• [To be done] Without the pictures, give the entries below again exactly as written.

*****

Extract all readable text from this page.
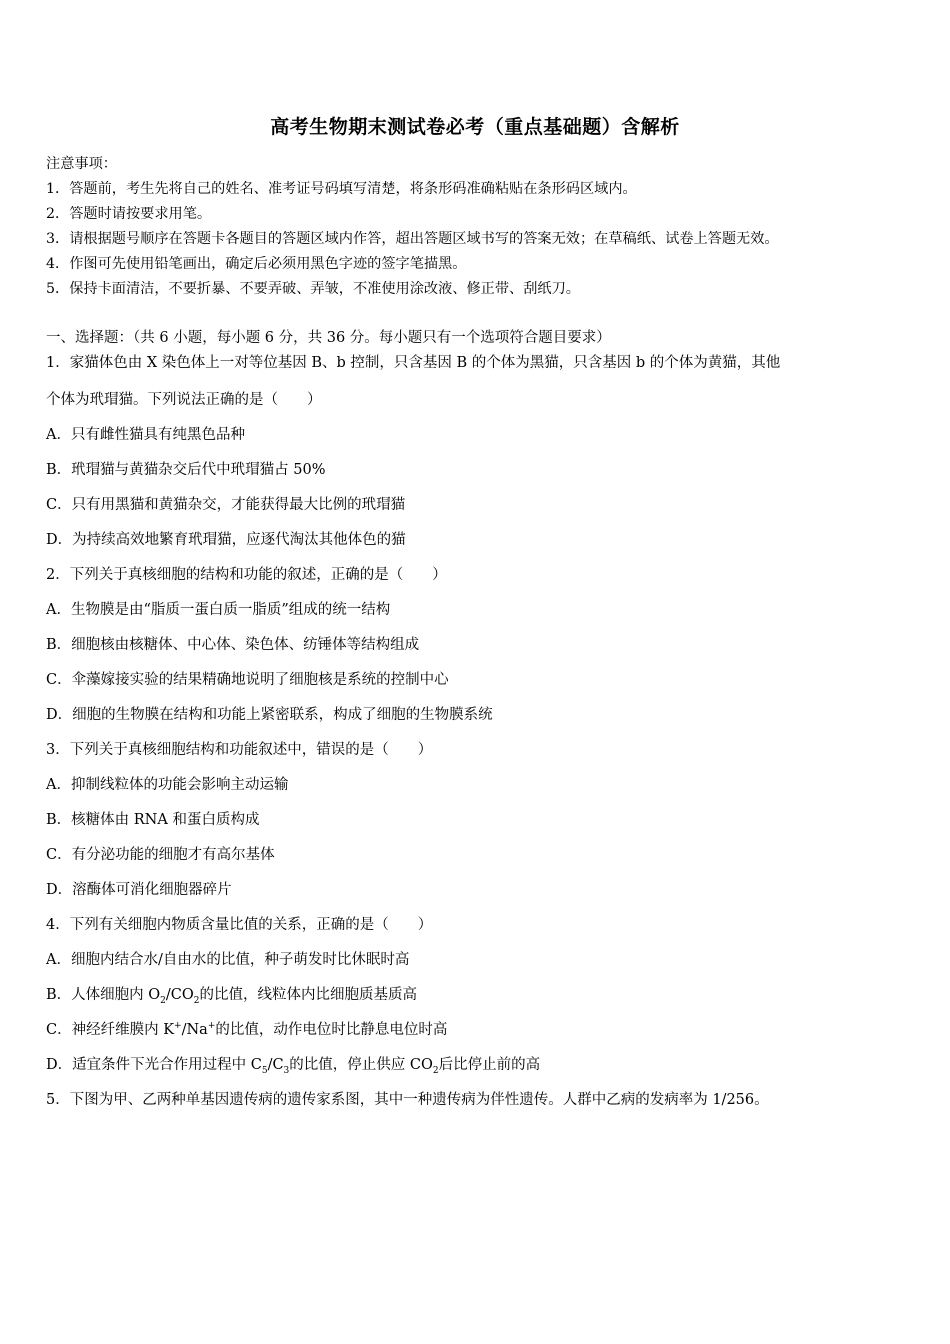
高考生物期末测试卷必考（重点基础题）含解析
注意事项：
1．答题前，考生先将自己的姓名、准考证号码填写清楚，将条形码准确粘贴在条形码区域内。
2．答题时请按要求用笔。
3．请根据题号顺序在答题卡各题目的答题区域内作答，超出答题区域书写的答案无效；在草稿纸、试卷上答题无效。
4．作图可先使用铅笔画出，确定后必须用黑色字迹的签字笔描黑。
5．保持卡面清洁，不要折暴、不要弄破、弄皱，不准使用涂改液、修正带、刮纸刀。
一、选择题：（共 6 小题，每小题 6 分，共 36 分。每小题只有一个选项符合题目要求）
1．家猫体色由 X 染色体上一对等位基因 B、b 控制，只含基因 B 的个体为黑猫，只含基因 b 的个体为黄猫，其他
个体为玳瑁猫。下列说法正确的是（　　）
A．只有雌性猫具有纯黑色品种
B．玳瑁猫与黄猫杂交后代中玳瑁猫占 50%
C．只有用黑猫和黄猫杂交，才能获得最大比例的玳瑁猫
D．为持续高效地繁育玳瑁猫，应逐代淘汰其他体色的猫
2．下列关于真核细胞的结构和功能的叙述，正确的是（　　）
A．生物膜是由“脂质一蛋白质一脂质”组成的统一结构
B．细胞核由核糖体、中心体、染色体、纺锤体等结构组成
C．伞藻嫁接实验的结果精确地说明了细胞核是系统的控制中心
D．细胞的生物膜在结构和功能上紧密联系，构成了细胞的生物膜系统
3．下列关于真核细胞结构和功能叙述中，错误的是（　　）
A．抑制线粒体的功能会影响主动运输
B．核糖体由 RNA 和蛋白质构成
C．有分泌功能的细胞才有高尔基体
D．溶酶体可消化细胞器碎片
4．下列有关细胞内物质含量比值的关系，正确的是（　　）
A．细胞内结合水/自由水的比值，种子萌发时比休眠时高
B．人体细胞内 $O_2/CO_2$的比值，线粒体内比细胞质基质高
C．神经纤维膜内 K+/Na+的比值，动作电位时比静息电位时高
D．适宜条件下光合作用过程中 $C_5/C_3$的比值，停止供应 $CO_2$后比停止前的高
5．下图为甲、乙两种单基因遗传病的遗传家系图，其中一种遗传病为伴性遗传。人群中乙病的发病率为 1/256。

*****

• [Answer to the problem]
Extract all readable text from this page.
高考生物期末测试卷必考（重点基础题）含解析
注意事项：
1．答题前，考生先将自己的姓名、准考证号码填写清楚，将条形码准确粘贴在条形码区域内。
2．答题时请按要求用笔。
3．请根据题号顺序在答题卡各题目的答题区域内作答，超出答题区域书写的答案无效；在草稿纸、试卷上答题无效。
4．作图可先使用铅笔画出，确定后必须用黑色字迹的签字笔描黑。
5．保持卡面清洁，不要折暴、不要弄破、弄皱，不准使用涂改液、修正带、刮纸刀。
一、选择题：（共 6 小题，每小题 6 分，共 36 分。每小题只有一个选项符合题目要求）
1．家猫体色由 X 染色体上一对等位基因 B、b 控制，只含基因 B 的个体为黑猫，只含基因 b 的个体为黄猫，其他
个体为玳瑁猫。下列说法正确的是（　　）
A．只有雌性猫具有纯黑色品种
B．玳瑁猫与黄猫杂交后代中玳瑁猫占 50%
C．只有用黑猫和黄猫杂交，才能获得最大比例的玳瑁猫
D．为持续高效地繁育玳瑁猫，应逐代淘汰其他体色的猫
2．下列关于真核细胞的结构和功能的叙述，正确的是（　　）
A．生物膜是由“脂质一蛋白质一脂质”组成的统一结构
B．细胞核由核糖体、中心体、染色体、纺锤体等结构组成
C．伞藻嫁接实验的结果精确地说明了细胞核是系统的控制中心
D．细胞的生物膜在结构和功能上紧密联系，构成了细胞的生物膜系统
3．下列关于真核细胞结构和功能叙述中，错误的是（　　）
A．抑制线粒体的功能会影响主动运输
B．核糖体由 RNA 和蛋白质构成
C．有分泌功能的细胞才有高尔基体
D．溶酶体可消化细胞器碎片
4．下列有关细胞内物质含量比值的关系，正确的是（　　）
A．细胞内结合水/自由水的比值，种子萌发时比休眠时高
B．人体细胞内 $O_2/CO_2$的比值，线粒体内比细胞质基质高
C．神经纤维膜内 K+/Na+的比值，动作电位时比静息电位时高
D．适宜条件下光合作用过程中 $C_5/C_3$的比值，停止供应 $CO_2$后比停止前的高
5．下图为甲、乙两种单基因遗传病的遗传家系图，其中一种遗传病为伴性遗传。人群中乙病的发病率为 1/256。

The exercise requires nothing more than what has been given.